— Directions for this task —
Each entry needs to be restated exactly as written.

— Information shown —
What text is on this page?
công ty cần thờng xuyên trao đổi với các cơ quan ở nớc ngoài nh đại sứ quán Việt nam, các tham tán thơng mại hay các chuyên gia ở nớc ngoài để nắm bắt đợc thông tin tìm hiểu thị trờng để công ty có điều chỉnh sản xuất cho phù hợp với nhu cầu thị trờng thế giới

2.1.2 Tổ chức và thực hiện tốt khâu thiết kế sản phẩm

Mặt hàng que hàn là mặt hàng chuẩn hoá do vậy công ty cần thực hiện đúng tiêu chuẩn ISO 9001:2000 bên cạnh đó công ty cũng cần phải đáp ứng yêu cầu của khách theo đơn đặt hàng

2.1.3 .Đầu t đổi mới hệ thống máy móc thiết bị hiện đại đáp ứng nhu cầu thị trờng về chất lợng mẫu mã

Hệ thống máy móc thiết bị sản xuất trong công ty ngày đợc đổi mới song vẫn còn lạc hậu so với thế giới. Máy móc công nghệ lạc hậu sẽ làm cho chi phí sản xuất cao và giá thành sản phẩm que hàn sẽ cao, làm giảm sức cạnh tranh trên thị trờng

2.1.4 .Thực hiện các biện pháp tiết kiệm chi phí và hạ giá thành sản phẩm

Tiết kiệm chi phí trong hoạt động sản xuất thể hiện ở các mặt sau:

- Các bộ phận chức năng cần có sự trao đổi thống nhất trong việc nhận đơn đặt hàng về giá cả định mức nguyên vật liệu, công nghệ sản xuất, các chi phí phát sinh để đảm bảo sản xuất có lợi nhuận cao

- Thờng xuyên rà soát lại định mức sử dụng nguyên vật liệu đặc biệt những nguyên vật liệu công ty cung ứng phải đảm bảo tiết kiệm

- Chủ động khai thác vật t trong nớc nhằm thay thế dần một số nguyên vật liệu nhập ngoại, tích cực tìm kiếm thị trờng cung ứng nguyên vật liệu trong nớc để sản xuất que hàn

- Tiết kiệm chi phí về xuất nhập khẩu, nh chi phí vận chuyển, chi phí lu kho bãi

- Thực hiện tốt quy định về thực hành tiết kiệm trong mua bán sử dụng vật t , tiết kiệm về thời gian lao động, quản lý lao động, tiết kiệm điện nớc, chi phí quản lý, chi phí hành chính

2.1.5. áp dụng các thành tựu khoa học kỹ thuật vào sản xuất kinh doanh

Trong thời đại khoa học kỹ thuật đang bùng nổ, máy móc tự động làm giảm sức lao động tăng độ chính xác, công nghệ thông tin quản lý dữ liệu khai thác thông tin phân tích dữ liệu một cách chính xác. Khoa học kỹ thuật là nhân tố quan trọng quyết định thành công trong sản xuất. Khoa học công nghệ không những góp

— Written solution —
What text is on this page?
công ty cần thờng xuyên trao đổi với các cơ quan ở nớc ngoài nh đại sứ quán Việt nam, các tham tán thơng mại hay các chuyên gia ở nớc ngoài để nắm bắt đợc thông tin tìm hiểu thị trờng để công ty có điều chỉnh sản xuất cho phù hợp với nhu cầu thị trờng thế giới

2.1.2 Tổ chức và thực hiện tốt khâu thiết kế sản phẩm

Mặt hàng que hàn là mặt hàng chuẩn hoá do vậy công ty cần thực hiện đúng tiêu chuẩn ISO 9001:2000 bên cạnh đó công ty cũng cần phải đáp ứng yêu cầu của khách theo đơn đặt hàng

2.1.3 .Đầu t đổi mới hệ thống máy móc thiết bị hiện đại đáp ứng nhu cầu thị trờng về chất lợng mẫu mã

Hệ thống máy móc thiết bị sản xuất trong công ty ngày đợc đổi mới song vẫn còn lạc hậu so với thế giới. Máy móc công nghệ lạc hậu sẽ làm cho chi phí sản xuất cao và giá thành sản phẩm que hàn sẽ cao, làm giảm sức cạnh tranh trên thị trờng

2.1.4 .Thực hiện các biện pháp tiết kiệm chi phí và hạ giá thành sản phẩm

Tiết kiệm chi phí trong hoạt động sản xuất thể hiện ở các mặt sau:

- Các bộ phận chức năng cần có sự trao đổi thống nhất trong việc nhận đơn đặt hàng về giá cả định mức nguyên vật liệu, công nghệ sản xuất, các chi phí phát sinh để đảm bảo sản xuất có lợi nhuận cao

- Thờng xuyên rà soát lại định mức sử dụng nguyên vật liệu đặc biệt những nguyên vật liệu công ty cung ứng phải đảm bảo tiết kiệm

- Chủ động khai thác vật t trong nớc nhằm thay thế dần một số nguyên vật liệu nhập ngoại, tích cực tìm kiếm thị trờng cung ứng nguyên vật liệu trong nớc để sản xuất que hàn

- Tiết kiệm chi phí về xuất nhập khẩu, nh chi phí vận chuyển, chi phí lu kho bãi

- Thực hiện tốt quy định về thực hành tiết kiệm trong mua bán sử dụng vật t , tiết kiệm về thời gian lao động, quản lý lao động, tiết kiệm điện nớc, chi phí quản lý, chi phí hành chính

2.1.5. áp dụng các thành tựu khoa học kỹ thuật vào sản xuất kinh doanh

Trong thời đại khoa học kỹ thuật đang bùng nổ, máy móc tự động làm giảm sức lao động tăng độ chính xác, công nghệ thông tin quản lý dữ liệu khai thác thông tin phân tích dữ liệu một cách chính xác. Khoa học kỹ thuật là nhân tố quan trọng quyết định thành công trong sản xuất. Khoa học công nghệ không những góp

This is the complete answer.